#### [Extracted records]
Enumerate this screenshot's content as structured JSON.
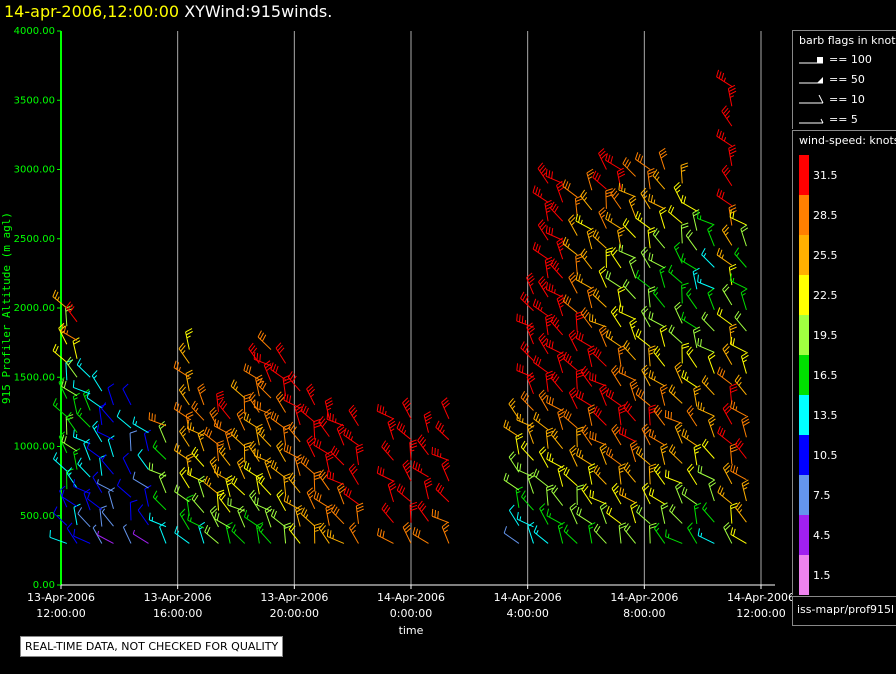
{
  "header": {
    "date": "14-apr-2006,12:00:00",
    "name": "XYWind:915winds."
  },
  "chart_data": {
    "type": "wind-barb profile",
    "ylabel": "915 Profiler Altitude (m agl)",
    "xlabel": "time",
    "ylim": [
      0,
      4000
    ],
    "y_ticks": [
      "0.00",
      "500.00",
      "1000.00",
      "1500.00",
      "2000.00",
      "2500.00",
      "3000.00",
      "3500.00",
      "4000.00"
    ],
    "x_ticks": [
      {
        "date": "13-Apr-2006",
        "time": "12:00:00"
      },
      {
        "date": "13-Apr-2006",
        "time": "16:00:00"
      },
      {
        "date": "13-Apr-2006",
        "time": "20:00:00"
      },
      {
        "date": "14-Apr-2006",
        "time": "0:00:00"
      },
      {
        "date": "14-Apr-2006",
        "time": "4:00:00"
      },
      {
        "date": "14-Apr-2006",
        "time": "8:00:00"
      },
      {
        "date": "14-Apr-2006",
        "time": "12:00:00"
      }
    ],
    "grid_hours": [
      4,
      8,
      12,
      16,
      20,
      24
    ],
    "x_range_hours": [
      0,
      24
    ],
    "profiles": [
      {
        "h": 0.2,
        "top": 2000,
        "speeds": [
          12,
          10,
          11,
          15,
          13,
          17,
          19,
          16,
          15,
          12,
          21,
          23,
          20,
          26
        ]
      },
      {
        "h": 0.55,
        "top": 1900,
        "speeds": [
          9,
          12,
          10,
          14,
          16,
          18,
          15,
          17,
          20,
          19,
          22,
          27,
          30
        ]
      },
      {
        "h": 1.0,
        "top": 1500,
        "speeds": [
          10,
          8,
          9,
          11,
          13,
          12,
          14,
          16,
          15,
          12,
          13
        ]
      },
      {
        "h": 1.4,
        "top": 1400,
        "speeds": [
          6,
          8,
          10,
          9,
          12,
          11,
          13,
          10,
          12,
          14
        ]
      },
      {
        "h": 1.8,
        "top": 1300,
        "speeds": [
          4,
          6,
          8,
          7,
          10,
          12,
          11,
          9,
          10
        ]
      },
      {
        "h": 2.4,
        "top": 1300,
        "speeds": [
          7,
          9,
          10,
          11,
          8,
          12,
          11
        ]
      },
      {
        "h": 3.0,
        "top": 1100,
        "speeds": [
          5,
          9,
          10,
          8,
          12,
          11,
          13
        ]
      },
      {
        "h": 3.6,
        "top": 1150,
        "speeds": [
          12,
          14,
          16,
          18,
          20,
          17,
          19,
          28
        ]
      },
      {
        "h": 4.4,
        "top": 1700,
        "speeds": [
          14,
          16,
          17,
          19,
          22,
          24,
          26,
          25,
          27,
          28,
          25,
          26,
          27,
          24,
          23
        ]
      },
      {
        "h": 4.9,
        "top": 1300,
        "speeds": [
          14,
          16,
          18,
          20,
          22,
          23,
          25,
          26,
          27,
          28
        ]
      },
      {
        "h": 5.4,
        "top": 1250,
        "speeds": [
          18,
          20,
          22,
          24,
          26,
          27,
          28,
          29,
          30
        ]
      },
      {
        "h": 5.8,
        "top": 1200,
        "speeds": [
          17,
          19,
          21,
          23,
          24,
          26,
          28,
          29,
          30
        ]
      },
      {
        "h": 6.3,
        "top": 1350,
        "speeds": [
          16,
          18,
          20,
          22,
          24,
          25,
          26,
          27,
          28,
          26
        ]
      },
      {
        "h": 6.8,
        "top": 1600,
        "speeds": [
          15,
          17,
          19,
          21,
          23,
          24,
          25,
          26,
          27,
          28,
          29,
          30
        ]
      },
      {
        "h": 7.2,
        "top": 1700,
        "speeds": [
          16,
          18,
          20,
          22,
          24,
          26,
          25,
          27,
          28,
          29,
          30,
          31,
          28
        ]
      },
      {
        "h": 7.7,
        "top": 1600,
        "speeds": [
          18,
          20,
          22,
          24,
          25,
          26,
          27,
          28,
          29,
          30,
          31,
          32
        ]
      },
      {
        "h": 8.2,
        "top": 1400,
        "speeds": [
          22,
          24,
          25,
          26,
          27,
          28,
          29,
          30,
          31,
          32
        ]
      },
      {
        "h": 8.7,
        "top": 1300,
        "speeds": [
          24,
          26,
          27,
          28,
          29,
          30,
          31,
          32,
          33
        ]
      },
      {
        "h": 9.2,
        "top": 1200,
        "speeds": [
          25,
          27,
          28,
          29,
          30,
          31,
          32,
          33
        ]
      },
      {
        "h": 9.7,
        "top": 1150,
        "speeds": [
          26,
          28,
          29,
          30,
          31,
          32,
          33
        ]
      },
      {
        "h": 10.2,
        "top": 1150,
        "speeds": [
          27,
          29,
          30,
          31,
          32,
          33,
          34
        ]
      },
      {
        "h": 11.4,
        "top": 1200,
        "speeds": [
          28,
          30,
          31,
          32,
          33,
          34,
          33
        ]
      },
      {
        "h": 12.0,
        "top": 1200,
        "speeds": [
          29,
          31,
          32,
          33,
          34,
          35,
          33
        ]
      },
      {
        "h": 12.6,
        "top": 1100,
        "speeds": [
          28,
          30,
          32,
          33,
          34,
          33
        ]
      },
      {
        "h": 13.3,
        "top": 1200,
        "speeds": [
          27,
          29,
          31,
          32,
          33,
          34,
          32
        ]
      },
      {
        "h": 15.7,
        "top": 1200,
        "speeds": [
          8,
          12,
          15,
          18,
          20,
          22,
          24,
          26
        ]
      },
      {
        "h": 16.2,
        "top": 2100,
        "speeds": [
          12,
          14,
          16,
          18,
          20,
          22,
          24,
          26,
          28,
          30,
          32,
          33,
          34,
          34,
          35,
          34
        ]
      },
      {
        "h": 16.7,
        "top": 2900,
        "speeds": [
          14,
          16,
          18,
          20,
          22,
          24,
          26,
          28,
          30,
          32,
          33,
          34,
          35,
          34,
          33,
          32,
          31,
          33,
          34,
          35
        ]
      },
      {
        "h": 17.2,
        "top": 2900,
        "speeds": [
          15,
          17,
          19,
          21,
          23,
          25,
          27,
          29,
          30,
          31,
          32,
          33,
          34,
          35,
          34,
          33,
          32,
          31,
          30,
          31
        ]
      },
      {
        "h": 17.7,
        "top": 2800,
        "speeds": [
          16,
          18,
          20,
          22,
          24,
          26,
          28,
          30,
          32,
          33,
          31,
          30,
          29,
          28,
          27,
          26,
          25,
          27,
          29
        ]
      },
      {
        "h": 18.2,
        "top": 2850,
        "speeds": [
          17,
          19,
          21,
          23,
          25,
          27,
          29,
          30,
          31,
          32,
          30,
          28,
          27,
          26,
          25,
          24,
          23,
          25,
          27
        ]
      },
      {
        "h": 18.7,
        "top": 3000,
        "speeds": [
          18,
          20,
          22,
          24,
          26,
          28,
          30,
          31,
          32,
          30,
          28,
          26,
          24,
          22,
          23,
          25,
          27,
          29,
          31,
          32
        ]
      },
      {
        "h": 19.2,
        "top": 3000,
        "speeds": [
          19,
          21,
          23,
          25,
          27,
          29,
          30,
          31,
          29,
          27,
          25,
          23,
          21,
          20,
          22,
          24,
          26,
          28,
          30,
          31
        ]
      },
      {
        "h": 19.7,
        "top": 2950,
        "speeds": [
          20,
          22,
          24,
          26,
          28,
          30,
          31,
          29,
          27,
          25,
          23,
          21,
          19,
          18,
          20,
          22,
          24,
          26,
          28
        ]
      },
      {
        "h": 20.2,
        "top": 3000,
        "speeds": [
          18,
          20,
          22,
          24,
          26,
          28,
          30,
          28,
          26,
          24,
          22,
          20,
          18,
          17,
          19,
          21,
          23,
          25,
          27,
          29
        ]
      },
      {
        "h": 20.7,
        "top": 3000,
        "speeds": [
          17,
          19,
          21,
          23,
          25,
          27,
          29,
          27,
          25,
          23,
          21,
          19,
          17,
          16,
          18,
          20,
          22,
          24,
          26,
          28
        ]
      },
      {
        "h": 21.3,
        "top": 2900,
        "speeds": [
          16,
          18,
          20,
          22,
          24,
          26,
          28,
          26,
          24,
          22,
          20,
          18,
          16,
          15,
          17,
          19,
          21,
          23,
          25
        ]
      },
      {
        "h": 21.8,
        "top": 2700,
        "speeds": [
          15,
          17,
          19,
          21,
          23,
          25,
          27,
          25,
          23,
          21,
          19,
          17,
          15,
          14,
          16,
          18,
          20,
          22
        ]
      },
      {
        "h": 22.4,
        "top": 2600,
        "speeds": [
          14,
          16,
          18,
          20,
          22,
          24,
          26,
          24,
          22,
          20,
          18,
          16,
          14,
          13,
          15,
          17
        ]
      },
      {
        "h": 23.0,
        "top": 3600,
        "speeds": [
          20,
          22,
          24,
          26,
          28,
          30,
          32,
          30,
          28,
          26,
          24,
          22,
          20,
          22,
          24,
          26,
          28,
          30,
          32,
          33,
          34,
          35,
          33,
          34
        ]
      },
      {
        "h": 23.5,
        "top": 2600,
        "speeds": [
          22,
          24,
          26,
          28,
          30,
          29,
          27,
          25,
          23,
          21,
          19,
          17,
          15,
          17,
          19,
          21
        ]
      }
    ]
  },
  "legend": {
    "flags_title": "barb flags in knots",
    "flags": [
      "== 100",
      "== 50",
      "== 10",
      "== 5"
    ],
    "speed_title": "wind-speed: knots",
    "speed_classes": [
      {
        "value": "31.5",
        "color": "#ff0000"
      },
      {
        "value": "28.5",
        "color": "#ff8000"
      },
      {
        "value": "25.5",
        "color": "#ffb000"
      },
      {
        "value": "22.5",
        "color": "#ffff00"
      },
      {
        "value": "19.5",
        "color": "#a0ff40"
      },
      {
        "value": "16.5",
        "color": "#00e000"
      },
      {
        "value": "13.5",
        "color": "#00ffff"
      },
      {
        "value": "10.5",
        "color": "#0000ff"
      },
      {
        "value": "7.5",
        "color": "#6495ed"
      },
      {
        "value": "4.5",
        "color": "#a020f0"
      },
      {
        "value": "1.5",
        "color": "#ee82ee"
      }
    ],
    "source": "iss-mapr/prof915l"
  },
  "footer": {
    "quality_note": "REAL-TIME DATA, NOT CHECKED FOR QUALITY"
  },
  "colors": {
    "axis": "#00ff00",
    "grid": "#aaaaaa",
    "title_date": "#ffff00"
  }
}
* * *
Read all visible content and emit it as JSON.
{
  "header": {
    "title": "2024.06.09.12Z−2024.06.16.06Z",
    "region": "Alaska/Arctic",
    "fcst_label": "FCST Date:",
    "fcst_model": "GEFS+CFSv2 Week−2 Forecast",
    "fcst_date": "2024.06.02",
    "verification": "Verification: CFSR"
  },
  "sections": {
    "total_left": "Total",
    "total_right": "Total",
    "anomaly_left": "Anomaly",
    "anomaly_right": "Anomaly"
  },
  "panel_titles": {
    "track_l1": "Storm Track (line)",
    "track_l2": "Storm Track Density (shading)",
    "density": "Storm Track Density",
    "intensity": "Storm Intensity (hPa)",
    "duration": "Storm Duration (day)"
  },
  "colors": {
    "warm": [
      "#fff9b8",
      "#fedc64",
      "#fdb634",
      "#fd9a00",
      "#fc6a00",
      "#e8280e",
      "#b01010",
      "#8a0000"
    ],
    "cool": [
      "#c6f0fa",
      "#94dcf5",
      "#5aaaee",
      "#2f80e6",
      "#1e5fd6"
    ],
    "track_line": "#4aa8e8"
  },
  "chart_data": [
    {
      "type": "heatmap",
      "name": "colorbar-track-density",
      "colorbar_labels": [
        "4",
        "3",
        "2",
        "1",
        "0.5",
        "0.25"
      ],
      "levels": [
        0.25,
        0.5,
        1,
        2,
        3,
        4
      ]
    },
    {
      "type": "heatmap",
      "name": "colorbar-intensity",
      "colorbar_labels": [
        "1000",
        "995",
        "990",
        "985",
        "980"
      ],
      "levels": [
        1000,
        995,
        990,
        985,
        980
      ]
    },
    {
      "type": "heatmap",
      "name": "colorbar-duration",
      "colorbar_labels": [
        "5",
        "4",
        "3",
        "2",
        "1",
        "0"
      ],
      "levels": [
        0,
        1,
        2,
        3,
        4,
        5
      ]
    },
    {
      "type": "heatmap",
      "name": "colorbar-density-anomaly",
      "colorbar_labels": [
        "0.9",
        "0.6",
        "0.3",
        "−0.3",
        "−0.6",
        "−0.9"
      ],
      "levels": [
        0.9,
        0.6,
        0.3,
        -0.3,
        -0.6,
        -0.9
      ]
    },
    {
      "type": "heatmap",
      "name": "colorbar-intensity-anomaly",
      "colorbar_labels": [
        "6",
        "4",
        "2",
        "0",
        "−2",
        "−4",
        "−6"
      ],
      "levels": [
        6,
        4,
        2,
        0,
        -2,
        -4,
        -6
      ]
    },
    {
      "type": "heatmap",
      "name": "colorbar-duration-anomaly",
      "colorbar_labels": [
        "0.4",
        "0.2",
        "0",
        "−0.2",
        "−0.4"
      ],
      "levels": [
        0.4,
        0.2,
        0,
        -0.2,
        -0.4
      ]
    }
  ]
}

#### [What you have to do]
Count how many lines above contain the word "intensity". Reply with the number alone.

#### [Finished task]
3